## Action item
Return the lines below that contain "countries".

## Document page transcription items
*** Begin section ***
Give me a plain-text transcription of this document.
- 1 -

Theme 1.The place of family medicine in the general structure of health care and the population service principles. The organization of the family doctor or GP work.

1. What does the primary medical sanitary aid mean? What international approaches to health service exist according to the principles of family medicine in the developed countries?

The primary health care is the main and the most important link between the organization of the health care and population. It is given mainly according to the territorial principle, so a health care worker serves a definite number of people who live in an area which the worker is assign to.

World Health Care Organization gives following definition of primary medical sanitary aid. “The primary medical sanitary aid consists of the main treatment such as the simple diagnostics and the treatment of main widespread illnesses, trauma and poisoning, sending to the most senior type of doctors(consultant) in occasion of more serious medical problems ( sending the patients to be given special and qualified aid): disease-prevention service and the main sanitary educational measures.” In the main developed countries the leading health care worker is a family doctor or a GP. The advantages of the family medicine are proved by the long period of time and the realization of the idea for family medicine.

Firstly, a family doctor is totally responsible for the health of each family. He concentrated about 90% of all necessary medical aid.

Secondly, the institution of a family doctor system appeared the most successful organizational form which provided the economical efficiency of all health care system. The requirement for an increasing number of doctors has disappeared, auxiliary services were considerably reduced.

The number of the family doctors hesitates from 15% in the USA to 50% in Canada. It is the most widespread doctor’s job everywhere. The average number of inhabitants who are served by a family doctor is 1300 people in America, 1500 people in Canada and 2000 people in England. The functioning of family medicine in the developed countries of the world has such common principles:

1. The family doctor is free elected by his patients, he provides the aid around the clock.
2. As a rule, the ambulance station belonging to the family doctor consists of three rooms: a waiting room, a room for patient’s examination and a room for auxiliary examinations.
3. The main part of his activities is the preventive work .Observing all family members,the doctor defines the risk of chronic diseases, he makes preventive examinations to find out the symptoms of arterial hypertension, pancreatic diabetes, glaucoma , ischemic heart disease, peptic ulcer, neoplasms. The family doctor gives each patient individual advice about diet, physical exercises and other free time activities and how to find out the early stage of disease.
*** End section ***
## Answer
1. What does the primary medical sanitary aid mean? What international approaches to health service exist according to the principles of family medicine in the developed countries?
World Health Care Organization gives following definition of primary medical sanitary aid. “The primary medical sanitary aid consists of the main treatment such as the simple diagnostics and the treatment of main widespread illnesses, trauma and poisoning, sending to the most senior type of doctors(consultant) in occasion of more serious medical problems ( sending the patients to be given special and qualified aid): disease-prevention service and the main sanitary educational measures.” In the main developed countries the leading health care worker is a family doctor or a GP. The advantages of the family medicine are proved by the long period of time and the realization of the idea for family medicine.
The number of the family doctors hesitates from 15% in the USA to 50% in Canada. It is the most widespread doctor’s job everywhere. The average number of inhabitants who are served by a family doctor is 1300 people in America, 1500 people in Canada and 2000 people in England. The functioning of family medicine in the developed countries of the world has such common principles:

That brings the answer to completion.